Copy all entries without alteration and skip the pictures they hold.
......
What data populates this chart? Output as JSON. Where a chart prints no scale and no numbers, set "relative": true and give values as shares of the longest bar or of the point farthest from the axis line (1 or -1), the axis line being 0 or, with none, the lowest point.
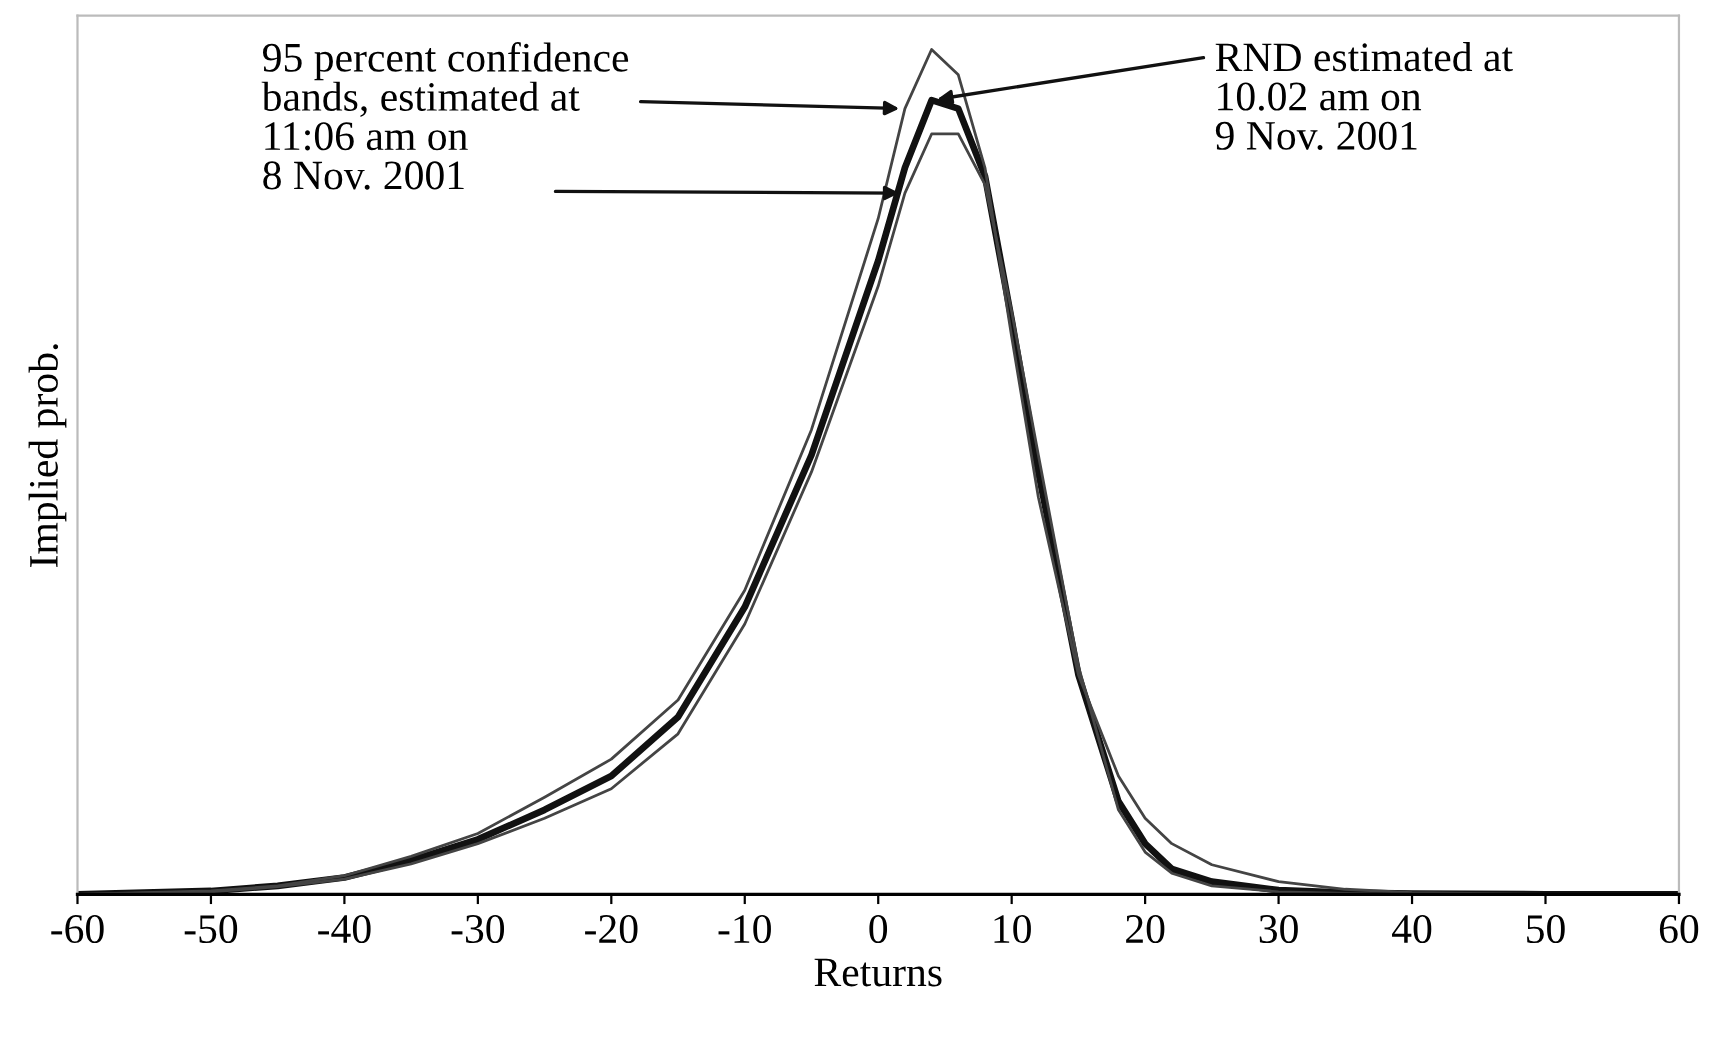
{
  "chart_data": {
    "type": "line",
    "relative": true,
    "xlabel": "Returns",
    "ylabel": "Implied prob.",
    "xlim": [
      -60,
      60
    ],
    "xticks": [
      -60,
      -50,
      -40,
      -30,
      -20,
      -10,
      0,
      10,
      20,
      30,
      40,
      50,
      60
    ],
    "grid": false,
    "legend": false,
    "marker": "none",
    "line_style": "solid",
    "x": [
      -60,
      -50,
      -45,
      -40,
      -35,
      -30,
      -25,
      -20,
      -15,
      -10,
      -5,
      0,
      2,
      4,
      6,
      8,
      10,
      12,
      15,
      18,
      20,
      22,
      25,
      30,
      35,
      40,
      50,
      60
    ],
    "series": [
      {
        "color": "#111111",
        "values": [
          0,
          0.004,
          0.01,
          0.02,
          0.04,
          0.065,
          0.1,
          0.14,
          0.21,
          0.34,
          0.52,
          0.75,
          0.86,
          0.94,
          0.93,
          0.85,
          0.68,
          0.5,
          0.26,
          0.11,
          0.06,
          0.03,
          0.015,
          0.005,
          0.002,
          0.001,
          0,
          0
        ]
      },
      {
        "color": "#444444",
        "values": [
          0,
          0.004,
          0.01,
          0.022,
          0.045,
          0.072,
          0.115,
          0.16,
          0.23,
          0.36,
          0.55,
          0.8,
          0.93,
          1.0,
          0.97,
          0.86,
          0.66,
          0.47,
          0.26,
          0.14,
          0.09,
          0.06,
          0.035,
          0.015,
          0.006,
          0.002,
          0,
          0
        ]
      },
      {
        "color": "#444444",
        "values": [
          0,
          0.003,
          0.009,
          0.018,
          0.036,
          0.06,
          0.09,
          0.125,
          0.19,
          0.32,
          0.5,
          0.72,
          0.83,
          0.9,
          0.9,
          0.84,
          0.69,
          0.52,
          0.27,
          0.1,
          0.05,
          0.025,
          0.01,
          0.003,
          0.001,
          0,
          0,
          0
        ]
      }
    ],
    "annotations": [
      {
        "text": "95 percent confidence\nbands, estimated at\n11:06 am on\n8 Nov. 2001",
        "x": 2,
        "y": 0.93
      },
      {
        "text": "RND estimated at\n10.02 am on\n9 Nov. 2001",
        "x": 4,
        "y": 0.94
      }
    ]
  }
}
......
### Result of the exercise
What data populates this chart? Output as JSON. Where a chart prints no scale and no numbers, set "relative": true and give values as shares of the longest bar or of the point farthest from the axis line (1 or -1), the axis line being 0 or, with none, the lowest point.
{
  "chart_data": {
    "type": "line",
    "relative": true,
    "xlabel": "Returns",
    "ylabel": "Implied prob.",
    "xlim": [
      -60,
      60
    ],
    "xticks": [
      -60,
      -50,
      -40,
      -30,
      -20,
      -10,
      0,
      10,
      20,
      30,
      40,
      50,
      60
    ],
    "grid": false,
    "legend": false,
    "marker": "none",
    "line_style": "solid",
    "x": [
      -60,
      -50,
      -45,
      -40,
      -35,
      -30,
      -25,
      -20,
      -15,
      -10,
      -5,
      0,
      2,
      4,
      6,
      8,
      10,
      12,
      15,
      18,
      20,
      22,
      25,
      30,
      35,
      40,
      50,
      60
    ],
    "series": [
      {
        "color": "#111111",
        "values": [
          0,
          0.004,
          0.01,
          0.02,
          0.04,
          0.065,
          0.1,
          0.14,
          0.21,
          0.34,
          0.52,
          0.75,
          0.86,
          0.94,
          0.93,
          0.85,
          0.68,
          0.5,
          0.26,
          0.11,
          0.06,
          0.03,
          0.015,
          0.005,
          0.002,
          0.001,
          0,
          0
        ]
      },
      {
        "color": "#444444",
        "values": [
          0,
          0.004,
          0.01,
          0.022,
          0.045,
          0.072,
          0.115,
          0.16,
          0.23,
          0.36,
          0.55,
          0.8,
          0.93,
          1.0,
          0.97,
          0.86,
          0.66,
          0.47,
          0.26,
          0.14,
          0.09,
          0.06,
          0.035,
          0.015,
          0.006,
          0.002,
          0,
          0
        ]
      },
      {
        "color": "#444444",
        "values": [
          0,
          0.003,
          0.009,
          0.018,
          0.036,
          0.06,
          0.09,
          0.125,
          0.19,
          0.32,
          0.5,
          0.72,
          0.83,
          0.9,
          0.9,
          0.84,
          0.69,
          0.52,
          0.27,
          0.1,
          0.05,
          0.025,
          0.01,
          0.003,
          0.001,
          0,
          0,
          0
        ]
      }
    ],
    "annotations": [
      {
        "text": "95 percent confidence\nbands, estimated at\n11:06 am on\n8 Nov. 2001",
        "x": 2,
        "y": 0.93
      },
      {
        "text": "RND estimated at\n10.02 am on\n9 Nov. 2001",
        "x": 4,
        "y": 0.94
      }
    ]
  }
}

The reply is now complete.